● **TASK TO COMPLETE**
Restate the entries below verbatim.

● **RECORDS FOR THIS TASK**
◆ ◆ ◆ ◆

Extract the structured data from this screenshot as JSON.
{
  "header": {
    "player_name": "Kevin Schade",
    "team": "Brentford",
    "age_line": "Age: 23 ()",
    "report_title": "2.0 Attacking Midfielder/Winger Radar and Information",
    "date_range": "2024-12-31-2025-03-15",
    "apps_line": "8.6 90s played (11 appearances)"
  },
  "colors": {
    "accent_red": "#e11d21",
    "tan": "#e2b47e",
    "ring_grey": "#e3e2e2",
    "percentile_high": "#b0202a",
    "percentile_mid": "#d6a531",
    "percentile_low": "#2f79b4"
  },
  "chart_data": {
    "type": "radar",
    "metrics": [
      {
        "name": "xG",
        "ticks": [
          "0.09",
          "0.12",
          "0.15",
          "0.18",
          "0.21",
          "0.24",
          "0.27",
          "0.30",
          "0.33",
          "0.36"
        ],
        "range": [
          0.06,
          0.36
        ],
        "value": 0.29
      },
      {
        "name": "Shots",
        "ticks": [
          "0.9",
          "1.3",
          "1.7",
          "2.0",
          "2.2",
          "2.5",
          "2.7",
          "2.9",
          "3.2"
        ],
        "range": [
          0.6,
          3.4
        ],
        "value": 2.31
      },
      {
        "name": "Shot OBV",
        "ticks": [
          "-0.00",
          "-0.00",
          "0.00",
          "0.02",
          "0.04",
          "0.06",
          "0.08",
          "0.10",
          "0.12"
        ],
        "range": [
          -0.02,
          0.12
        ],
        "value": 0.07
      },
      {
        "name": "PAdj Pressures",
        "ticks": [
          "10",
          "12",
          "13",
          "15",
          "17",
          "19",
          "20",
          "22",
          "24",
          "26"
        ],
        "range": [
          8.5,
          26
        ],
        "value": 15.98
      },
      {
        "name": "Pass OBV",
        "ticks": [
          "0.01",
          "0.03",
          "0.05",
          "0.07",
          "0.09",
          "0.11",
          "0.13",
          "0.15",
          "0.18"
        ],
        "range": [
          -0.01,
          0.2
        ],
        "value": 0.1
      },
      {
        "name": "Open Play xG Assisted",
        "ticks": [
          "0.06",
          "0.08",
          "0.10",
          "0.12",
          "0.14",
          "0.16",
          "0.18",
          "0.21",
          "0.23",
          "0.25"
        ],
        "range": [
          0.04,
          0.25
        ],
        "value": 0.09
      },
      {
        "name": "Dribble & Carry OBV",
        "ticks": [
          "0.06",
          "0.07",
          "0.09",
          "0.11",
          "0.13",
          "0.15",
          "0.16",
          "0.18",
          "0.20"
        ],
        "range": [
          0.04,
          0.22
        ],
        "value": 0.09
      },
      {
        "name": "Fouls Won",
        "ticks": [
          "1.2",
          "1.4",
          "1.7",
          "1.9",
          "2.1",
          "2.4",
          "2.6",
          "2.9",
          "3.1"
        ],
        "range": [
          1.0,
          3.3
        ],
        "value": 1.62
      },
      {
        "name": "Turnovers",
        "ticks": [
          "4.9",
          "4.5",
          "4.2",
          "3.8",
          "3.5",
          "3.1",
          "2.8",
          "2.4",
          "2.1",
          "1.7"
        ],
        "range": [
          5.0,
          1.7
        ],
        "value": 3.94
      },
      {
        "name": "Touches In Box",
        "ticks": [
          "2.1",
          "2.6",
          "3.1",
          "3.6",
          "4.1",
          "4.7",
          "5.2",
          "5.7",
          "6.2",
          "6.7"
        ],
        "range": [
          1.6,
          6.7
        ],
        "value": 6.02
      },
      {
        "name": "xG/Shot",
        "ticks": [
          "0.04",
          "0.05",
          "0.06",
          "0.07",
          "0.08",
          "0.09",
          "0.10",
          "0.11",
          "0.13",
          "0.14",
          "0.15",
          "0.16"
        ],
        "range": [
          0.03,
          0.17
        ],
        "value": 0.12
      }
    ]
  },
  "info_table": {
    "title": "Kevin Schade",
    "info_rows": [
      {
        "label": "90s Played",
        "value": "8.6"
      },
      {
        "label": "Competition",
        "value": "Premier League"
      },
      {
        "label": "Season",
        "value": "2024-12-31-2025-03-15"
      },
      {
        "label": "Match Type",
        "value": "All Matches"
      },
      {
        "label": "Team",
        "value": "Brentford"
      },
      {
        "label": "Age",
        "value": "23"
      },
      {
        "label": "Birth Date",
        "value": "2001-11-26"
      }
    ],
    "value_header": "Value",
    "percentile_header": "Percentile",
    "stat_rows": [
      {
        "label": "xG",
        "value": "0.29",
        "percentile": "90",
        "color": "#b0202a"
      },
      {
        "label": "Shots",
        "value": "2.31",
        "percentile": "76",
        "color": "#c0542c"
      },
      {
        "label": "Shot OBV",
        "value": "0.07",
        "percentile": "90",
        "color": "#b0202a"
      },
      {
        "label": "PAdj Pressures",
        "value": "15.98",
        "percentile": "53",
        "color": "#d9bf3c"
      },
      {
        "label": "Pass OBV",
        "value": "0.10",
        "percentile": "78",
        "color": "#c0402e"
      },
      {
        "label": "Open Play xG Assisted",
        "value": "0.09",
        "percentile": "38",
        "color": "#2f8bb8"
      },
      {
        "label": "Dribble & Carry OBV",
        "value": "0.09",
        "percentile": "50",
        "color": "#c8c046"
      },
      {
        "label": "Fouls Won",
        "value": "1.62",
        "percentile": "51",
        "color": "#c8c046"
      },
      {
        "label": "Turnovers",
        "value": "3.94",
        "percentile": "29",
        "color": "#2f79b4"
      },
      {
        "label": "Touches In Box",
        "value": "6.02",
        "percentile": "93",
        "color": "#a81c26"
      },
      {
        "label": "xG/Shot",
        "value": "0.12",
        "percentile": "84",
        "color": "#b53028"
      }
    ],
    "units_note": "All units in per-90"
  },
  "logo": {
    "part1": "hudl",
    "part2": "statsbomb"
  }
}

◆ ◆ ◆ ◆

● **COMPLETE ANSWER**
Extract the structured data from this screenshot as JSON.
{
  "header": {
    "player_name": "Kevin Schade",
    "team": "Brentford",
    "age_line": "Age: 23 ()",
    "report_title": "2.0 Attacking Midfielder/Winger Radar and Information",
    "date_range": "2024-12-31-2025-03-15",
    "apps_line": "8.6 90s played (11 appearances)"
  },
  "colors": {
    "accent_red": "#e11d21",
    "tan": "#e2b47e",
    "ring_grey": "#e3e2e2",
    "percentile_high": "#b0202a",
    "percentile_mid": "#d6a531",
    "percentile_low": "#2f79b4"
  },
  "chart_data": {
    "type": "radar",
    "metrics": [
      {
        "name": "xG",
        "ticks": [
          "0.09",
          "0.12",
          "0.15",
          "0.18",
          "0.21",
          "0.24",
          "0.27",
          "0.30",
          "0.33",
          "0.36"
        ],
        "range": [
          0.06,
          0.36
        ],
        "value": 0.29
      },
      {
        "name": "Shots",
        "ticks": [
          "0.9",
          "1.3",
          "1.7",
          "2.0",
          "2.2",
          "2.5",
          "2.7",
          "2.9",
          "3.2"
        ],
        "range": [
          0.6,
          3.4
        ],
        "value": 2.31
      },
      {
        "name": "Shot OBV",
        "ticks": [
          "-0.00",
          "-0.00",
          "0.00",
          "0.02",
          "0.04",
          "0.06",
          "0.08",
          "0.10",
          "0.12"
        ],
        "range": [
          -0.02,
          0.12
        ],
        "value": 0.07
      },
      {
        "name": "PAdj Pressures",
        "ticks": [
          "10",
          "12",
          "13",
          "15",
          "17",
          "19",
          "20",
          "22",
          "24",
          "26"
        ],
        "range": [
          8.5,
          26
        ],
        "value": 15.98
      },
      {
        "name": "Pass OBV",
        "ticks": [
          "0.01",
          "0.03",
          "0.05",
          "0.07",
          "0.09",
          "0.11",
          "0.13",
          "0.15",
          "0.18"
        ],
        "range": [
          -0.01,
          0.2
        ],
        "value": 0.1
      },
      {
        "name": "Open Play xG Assisted",
        "ticks": [
          "0.06",
          "0.08",
          "0.10",
          "0.12",
          "0.14",
          "0.16",
          "0.18",
          "0.21",
          "0.23",
          "0.25"
        ],
        "range": [
          0.04,
          0.25
        ],
        "value": 0.09
      },
      {
        "name": "Dribble & Carry OBV",
        "ticks": [
          "0.06",
          "0.07",
          "0.09",
          "0.11",
          "0.13",
          "0.15",
          "0.16",
          "0.18",
          "0.20"
        ],
        "range": [
          0.04,
          0.22
        ],
        "value": 0.09
      },
      {
        "name": "Fouls Won",
        "ticks": [
          "1.2",
          "1.4",
          "1.7",
          "1.9",
          "2.1",
          "2.4",
          "2.6",
          "2.9",
          "3.1"
        ],
        "range": [
          1.0,
          3.3
        ],
        "value": 1.62
      },
      {
        "name": "Turnovers",
        "ticks": [
          "4.9",
          "4.5",
          "4.2",
          "3.8",
          "3.5",
          "3.1",
          "2.8",
          "2.4",
          "2.1",
          "1.7"
        ],
        "range": [
          5.0,
          1.7
        ],
        "value": 3.94
      },
      {
        "name": "Touches In Box",
        "ticks": [
          "2.1",
          "2.6",
          "3.1",
          "3.6",
          "4.1",
          "4.7",
          "5.2",
          "5.7",
          "6.2",
          "6.7"
        ],
        "range": [
          1.6,
          6.7
        ],
        "value": 6.02
      },
      {
        "name": "xG/Shot",
        "ticks": [
          "0.04",
          "0.05",
          "0.06",
          "0.07",
          "0.08",
          "0.09",
          "0.10",
          "0.11",
          "0.13",
          "0.14",
          "0.15",
          "0.16"
        ],
        "range": [
          0.03,
          0.17
        ],
        "value": 0.12
      }
    ]
  },
  "info_table": {
    "title": "Kevin Schade",
    "info_rows": [
      {
        "label": "90s Played",
        "value": "8.6"
      },
      {
        "label": "Competition",
        "value": "Premier League"
      },
      {
        "label": "Season",
        "value": "2024-12-31-2025-03-15"
      },
      {
        "label": "Match Type",
        "value": "All Matches"
      },
      {
        "label": "Team",
        "value": "Brentford"
      },
      {
        "label": "Age",
        "value": "23"
      },
      {
        "label": "Birth Date",
        "value": "2001-11-26"
      }
    ],
    "value_header": "Value",
    "percentile_header": "Percentile",
    "stat_rows": [
      {
        "label": "xG",
        "value": "0.29",
        "percentile": "90",
        "color": "#b0202a"
      },
      {
        "label": "Shots",
        "value": "2.31",
        "percentile": "76",
        "color": "#c0542c"
      },
      {
        "label": "Shot OBV",
        "value": "0.07",
        "percentile": "90",
        "color": "#b0202a"
      },
      {
        "label": "PAdj Pressures",
        "value": "15.98",
        "percentile": "53",
        "color": "#d9bf3c"
      },
      {
        "label": "Pass OBV",
        "value": "0.10",
        "percentile": "78",
        "color": "#c0402e"
      },
      {
        "label": "Open Play xG Assisted",
        "value": "0.09",
        "percentile": "38",
        "color": "#2f8bb8"
      },
      {
        "label": "Dribble & Carry OBV",
        "value": "0.09",
        "percentile": "50",
        "color": "#c8c046"
      },
      {
        "label": "Fouls Won",
        "value": "1.62",
        "percentile": "51",
        "color": "#c8c046"
      },
      {
        "label": "Turnovers",
        "value": "3.94",
        "percentile": "29",
        "color": "#2f79b4"
      },
      {
        "label": "Touches In Box",
        "value": "6.02",
        "percentile": "93",
        "color": "#a81c26"
      },
      {
        "label": "xG/Shot",
        "value": "0.12",
        "percentile": "84",
        "color": "#b53028"
      }
    ],
    "units_note": "All units in per-90"
  },
  "logo": {
    "part1": "hudl",
    "part2": "statsbomb"
  }
}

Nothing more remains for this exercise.